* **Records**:
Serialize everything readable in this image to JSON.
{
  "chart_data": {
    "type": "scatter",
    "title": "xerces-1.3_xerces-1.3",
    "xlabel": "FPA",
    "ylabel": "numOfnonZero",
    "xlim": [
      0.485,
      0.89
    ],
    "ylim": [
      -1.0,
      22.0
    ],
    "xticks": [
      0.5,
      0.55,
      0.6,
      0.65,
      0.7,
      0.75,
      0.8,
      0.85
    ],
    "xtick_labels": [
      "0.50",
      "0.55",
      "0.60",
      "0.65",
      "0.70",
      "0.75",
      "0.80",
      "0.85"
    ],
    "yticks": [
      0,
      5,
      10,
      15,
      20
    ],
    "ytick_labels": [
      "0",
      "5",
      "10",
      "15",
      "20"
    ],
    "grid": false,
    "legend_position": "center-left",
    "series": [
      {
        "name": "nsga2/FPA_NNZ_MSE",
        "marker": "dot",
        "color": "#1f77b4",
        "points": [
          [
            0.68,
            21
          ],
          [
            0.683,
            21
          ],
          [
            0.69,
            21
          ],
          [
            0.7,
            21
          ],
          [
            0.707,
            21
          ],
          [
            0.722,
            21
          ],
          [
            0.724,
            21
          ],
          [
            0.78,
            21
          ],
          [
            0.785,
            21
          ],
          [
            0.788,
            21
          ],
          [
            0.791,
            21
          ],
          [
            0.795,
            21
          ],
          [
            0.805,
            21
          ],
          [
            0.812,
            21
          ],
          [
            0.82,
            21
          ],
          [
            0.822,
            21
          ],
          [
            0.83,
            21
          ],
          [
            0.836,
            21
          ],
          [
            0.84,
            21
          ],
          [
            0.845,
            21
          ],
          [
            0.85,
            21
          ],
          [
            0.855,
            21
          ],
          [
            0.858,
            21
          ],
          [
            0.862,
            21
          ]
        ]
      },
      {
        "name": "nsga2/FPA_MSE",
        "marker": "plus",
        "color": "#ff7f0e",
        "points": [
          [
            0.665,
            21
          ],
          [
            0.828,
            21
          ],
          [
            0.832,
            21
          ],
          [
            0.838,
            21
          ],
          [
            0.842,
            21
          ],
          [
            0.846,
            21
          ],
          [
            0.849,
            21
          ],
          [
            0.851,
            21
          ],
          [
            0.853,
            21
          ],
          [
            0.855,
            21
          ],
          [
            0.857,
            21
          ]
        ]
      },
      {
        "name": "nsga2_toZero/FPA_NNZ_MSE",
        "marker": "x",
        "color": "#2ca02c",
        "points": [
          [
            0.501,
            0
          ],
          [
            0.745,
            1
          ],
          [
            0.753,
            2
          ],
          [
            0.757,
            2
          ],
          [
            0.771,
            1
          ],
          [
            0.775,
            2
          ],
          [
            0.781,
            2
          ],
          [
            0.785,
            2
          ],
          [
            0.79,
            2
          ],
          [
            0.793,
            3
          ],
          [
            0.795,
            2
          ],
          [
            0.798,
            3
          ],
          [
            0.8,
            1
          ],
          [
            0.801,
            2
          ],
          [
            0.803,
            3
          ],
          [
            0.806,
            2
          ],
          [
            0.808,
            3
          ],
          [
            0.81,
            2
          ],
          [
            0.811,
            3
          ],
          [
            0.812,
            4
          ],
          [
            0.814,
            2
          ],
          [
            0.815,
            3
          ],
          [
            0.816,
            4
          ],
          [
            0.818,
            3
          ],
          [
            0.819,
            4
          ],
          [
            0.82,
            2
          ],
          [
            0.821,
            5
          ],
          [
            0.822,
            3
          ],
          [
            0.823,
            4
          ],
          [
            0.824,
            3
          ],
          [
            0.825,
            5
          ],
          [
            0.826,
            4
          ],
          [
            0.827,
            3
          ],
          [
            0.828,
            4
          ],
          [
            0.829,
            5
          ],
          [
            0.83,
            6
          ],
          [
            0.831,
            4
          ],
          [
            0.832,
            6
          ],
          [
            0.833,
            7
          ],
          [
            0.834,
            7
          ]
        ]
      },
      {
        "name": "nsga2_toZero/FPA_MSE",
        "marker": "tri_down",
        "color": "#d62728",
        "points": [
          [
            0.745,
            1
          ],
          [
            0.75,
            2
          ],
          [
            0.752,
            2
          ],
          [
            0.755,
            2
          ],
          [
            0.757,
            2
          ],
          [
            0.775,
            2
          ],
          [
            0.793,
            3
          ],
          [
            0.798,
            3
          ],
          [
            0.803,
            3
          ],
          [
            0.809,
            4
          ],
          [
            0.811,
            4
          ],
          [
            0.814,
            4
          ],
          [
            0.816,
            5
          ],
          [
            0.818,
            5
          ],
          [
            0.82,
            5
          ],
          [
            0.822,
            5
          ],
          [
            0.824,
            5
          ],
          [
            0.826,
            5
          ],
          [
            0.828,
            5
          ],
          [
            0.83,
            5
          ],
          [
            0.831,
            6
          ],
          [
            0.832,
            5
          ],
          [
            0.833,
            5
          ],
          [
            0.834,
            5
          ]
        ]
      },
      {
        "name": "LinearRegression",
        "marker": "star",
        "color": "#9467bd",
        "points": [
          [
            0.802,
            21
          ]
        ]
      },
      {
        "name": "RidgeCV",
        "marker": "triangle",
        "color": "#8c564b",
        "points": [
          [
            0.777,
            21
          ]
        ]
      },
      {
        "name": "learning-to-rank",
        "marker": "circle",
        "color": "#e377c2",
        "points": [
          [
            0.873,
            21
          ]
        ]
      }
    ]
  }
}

* **Given request**:
Extract all lines from the data in which "color" is found.

* **Full output**:
        "color": "#1f77b4",
        "color": "#ff7f0e",
        "color": "#2ca02c",
        "color": "#d62728",
        "color": "#9467bd",
        "color": "#8c564b",
        "color": "#e377c2",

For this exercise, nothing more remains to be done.